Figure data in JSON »

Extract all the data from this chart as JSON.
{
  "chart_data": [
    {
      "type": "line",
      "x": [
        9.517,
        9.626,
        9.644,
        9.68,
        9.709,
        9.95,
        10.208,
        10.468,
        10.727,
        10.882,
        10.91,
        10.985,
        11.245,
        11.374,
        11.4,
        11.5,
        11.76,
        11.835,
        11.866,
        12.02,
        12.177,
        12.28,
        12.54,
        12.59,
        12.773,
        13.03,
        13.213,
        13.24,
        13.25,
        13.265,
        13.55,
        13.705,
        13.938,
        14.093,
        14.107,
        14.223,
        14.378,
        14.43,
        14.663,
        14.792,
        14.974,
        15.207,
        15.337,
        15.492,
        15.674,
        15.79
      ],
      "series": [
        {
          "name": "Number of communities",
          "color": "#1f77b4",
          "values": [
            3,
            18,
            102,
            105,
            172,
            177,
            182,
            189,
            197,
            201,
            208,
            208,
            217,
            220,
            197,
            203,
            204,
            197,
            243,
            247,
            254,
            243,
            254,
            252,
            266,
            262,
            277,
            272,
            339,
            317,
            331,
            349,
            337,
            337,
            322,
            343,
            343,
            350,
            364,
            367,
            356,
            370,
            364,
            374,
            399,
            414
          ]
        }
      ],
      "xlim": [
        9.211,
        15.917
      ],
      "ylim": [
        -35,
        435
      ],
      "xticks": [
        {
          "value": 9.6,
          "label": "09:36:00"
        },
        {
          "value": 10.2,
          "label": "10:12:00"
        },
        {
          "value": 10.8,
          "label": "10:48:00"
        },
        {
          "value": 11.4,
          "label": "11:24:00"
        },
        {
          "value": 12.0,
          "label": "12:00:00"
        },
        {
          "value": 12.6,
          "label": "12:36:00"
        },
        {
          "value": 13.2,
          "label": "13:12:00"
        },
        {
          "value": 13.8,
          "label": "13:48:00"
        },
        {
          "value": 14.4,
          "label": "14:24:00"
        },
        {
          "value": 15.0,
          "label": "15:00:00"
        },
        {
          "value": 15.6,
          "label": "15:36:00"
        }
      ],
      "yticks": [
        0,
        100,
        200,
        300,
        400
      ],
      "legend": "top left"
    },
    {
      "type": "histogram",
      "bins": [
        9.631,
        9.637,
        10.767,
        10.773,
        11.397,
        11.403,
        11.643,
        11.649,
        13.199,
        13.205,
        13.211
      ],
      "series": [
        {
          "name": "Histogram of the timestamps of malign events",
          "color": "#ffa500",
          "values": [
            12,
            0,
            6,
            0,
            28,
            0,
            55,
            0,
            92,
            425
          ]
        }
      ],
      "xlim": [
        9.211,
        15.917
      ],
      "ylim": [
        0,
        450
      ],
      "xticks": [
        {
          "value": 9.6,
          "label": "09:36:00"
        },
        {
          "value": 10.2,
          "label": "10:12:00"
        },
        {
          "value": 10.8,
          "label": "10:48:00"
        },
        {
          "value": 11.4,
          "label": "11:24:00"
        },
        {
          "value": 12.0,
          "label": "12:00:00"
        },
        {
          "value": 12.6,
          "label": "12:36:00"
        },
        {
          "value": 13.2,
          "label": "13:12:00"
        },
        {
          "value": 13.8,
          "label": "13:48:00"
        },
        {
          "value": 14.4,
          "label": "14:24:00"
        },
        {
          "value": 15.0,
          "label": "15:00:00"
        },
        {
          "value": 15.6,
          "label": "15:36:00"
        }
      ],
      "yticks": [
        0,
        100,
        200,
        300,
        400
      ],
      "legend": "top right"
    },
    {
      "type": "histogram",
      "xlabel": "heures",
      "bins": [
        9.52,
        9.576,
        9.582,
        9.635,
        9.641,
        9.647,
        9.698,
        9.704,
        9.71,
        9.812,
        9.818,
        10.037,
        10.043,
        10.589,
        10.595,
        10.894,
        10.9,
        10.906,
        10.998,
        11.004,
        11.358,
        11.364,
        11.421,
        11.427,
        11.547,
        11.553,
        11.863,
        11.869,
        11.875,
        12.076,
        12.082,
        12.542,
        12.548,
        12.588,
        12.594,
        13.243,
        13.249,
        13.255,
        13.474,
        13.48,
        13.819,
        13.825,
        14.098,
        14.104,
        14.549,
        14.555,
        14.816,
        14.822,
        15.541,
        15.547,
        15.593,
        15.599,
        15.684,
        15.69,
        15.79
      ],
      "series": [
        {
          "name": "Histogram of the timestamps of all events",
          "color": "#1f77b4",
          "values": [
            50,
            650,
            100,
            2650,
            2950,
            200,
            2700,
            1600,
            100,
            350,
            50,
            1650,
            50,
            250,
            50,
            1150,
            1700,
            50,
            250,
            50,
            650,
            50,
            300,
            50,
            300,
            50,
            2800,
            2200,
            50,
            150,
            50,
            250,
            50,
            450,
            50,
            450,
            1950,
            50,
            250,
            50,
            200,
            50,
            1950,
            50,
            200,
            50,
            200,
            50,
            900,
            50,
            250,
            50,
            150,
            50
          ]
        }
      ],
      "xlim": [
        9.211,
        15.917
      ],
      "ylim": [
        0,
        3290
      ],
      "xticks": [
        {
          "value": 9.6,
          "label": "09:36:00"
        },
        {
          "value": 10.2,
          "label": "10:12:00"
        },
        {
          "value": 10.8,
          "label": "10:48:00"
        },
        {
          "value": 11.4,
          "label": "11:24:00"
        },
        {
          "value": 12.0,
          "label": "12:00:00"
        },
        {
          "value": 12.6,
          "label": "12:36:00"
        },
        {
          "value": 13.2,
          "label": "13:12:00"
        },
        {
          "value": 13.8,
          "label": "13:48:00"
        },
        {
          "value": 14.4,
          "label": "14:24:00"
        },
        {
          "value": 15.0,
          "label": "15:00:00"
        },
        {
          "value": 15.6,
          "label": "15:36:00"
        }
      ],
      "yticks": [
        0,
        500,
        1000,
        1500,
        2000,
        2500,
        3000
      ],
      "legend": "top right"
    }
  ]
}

Objective »
Extract every line above exactly as it stands.

Solution for this problem »
Extract all the data from this chart as JSON.
{
  "chart_data": [
    {
      "type": "line",
      "x": [
        9.517,
        9.626,
        9.644,
        9.68,
        9.709,
        9.95,
        10.208,
        10.468,
        10.727,
        10.882,
        10.91,
        10.985,
        11.245,
        11.374,
        11.4,
        11.5,
        11.76,
        11.835,
        11.866,
        12.02,
        12.177,
        12.28,
        12.54,
        12.59,
        12.773,
        13.03,
        13.213,
        13.24,
        13.25,
        13.265,
        13.55,
        13.705,
        13.938,
        14.093,
        14.107,
        14.223,
        14.378,
        14.43,
        14.663,
        14.792,
        14.974,
        15.207,
        15.337,
        15.492,
        15.674,
        15.79
      ],
      "series": [
        {
          "name": "Number of communities",
          "color": "#1f77b4",
          "values": [
            3,
            18,
            102,
            105,
            172,
            177,
            182,
            189,
            197,
            201,
            208,
            208,
            217,
            220,
            197,
            203,
            204,
            197,
            243,
            247,
            254,
            243,
            254,
            252,
            266,
            262,
            277,
            272,
            339,
            317,
            331,
            349,
            337,
            337,
            322,
            343,
            343,
            350,
            364,
            367,
            356,
            370,
            364,
            374,
            399,
            414
          ]
        }
      ],
      "xlim": [
        9.211,
        15.917
      ],
      "ylim": [
        -35,
        435
      ],
      "xticks": [
        {
          "value": 9.6,
          "label": "09:36:00"
        },
        {
          "value": 10.2,
          "label": "10:12:00"
        },
        {
          "value": 10.8,
          "label": "10:48:00"
        },
        {
          "value": 11.4,
          "label": "11:24:00"
        },
        {
          "value": 12.0,
          "label": "12:00:00"
        },
        {
          "value": 12.6,
          "label": "12:36:00"
        },
        {
          "value": 13.2,
          "label": "13:12:00"
        },
        {
          "value": 13.8,
          "label": "13:48:00"
        },
        {
          "value": 14.4,
          "label": "14:24:00"
        },
        {
          "value": 15.0,
          "label": "15:00:00"
        },
        {
          "value": 15.6,
          "label": "15:36:00"
        }
      ],
      "yticks": [
        0,
        100,
        200,
        300,
        400
      ],
      "legend": "top left"
    },
    {
      "type": "histogram",
      "bins": [
        9.631,
        9.637,
        10.767,
        10.773,
        11.397,
        11.403,
        11.643,
        11.649,
        13.199,
        13.205,
        13.211
      ],
      "series": [
        {
          "name": "Histogram of the timestamps of malign events",
          "color": "#ffa500",
          "values": [
            12,
            0,
            6,
            0,
            28,
            0,
            55,
            0,
            92,
            425
          ]
        }
      ],
      "xlim": [
        9.211,
        15.917
      ],
      "ylim": [
        0,
        450
      ],
      "xticks": [
        {
          "value": 9.6,
          "label": "09:36:00"
        },
        {
          "value": 10.2,
          "label": "10:12:00"
        },
        {
          "value": 10.8,
          "label": "10:48:00"
        },
        {
          "value": 11.4,
          "label": "11:24:00"
        },
        {
          "value": 12.0,
          "label": "12:00:00"
        },
        {
          "value": 12.6,
          "label": "12:36:00"
        },
        {
          "value": 13.2,
          "label": "13:12:00"
        },
        {
          "value": 13.8,
          "label": "13:48:00"
        },
        {
          "value": 14.4,
          "label": "14:24:00"
        },
        {
          "value": 15.0,
          "label": "15:00:00"
        },
        {
          "value": 15.6,
          "label": "15:36:00"
        }
      ],
      "yticks": [
        0,
        100,
        200,
        300,
        400
      ],
      "legend": "top right"
    },
    {
      "type": "histogram",
      "xlabel": "heures",
      "bins": [
        9.52,
        9.576,
        9.582,
        9.635,
        9.641,
        9.647,
        9.698,
        9.704,
        9.71,
        9.812,
        9.818,
        10.037,
        10.043,
        10.589,
        10.595,
        10.894,
        10.9,
        10.906,
        10.998,
        11.004,
        11.358,
        11.364,
        11.421,
        11.427,
        11.547,
        11.553,
        11.863,
        11.869,
        11.875,
        12.076,
        12.082,
        12.542,
        12.548,
        12.588,
        12.594,
        13.243,
        13.249,
        13.255,
        13.474,
        13.48,
        13.819,
        13.825,
        14.098,
        14.104,
        14.549,
        14.555,
        14.816,
        14.822,
        15.541,
        15.547,
        15.593,
        15.599,
        15.684,
        15.69,
        15.79
      ],
      "series": [
        {
          "name": "Histogram of the timestamps of all events",
          "color": "#1f77b4",
          "values": [
            50,
            650,
            100,
            2650,
            2950,
            200,
            2700,
            1600,
            100,
            350,
            50,
            1650,
            50,
            250,
            50,
            1150,
            1700,
            50,
            250,
            50,
            650,
            50,
            300,
            50,
            300,
            50,
            2800,
            2200,
            50,
            150,
            50,
            250,
            50,
            450,
            50,
            450,
            1950,
            50,
            250,
            50,
            200,
            50,
            1950,
            50,
            200,
            50,
            200,
            50,
            900,
            50,
            250,
            50,
            150,
            50
          ]
        }
      ],
      "xlim": [
        9.211,
        15.917
      ],
      "ylim": [
        0,
        3290
      ],
      "xticks": [
        {
          "value": 9.6,
          "label": "09:36:00"
        },
        {
          "value": 10.2,
          "label": "10:12:00"
        },
        {
          "value": 10.8,
          "label": "10:48:00"
        },
        {
          "value": 11.4,
          "label": "11:24:00"
        },
        {
          "value": 12.0,
          "label": "12:00:00"
        },
        {
          "value": 12.6,
          "label": "12:36:00"
        },
        {
          "value": 13.2,
          "label": "13:12:00"
        },
        {
          "value": 13.8,
          "label": "13:48:00"
        },
        {
          "value": 14.4,
          "label": "14:24:00"
        },
        {
          "value": 15.0,
          "label": "15:00:00"
        },
        {
          "value": 15.6,
          "label": "15:36:00"
        }
      ],
      "yticks": [
        0,
        500,
        1000,
        1500,
        2000,
        2500,
        3000
      ],
      "legend": "top right"
    }
  ]
}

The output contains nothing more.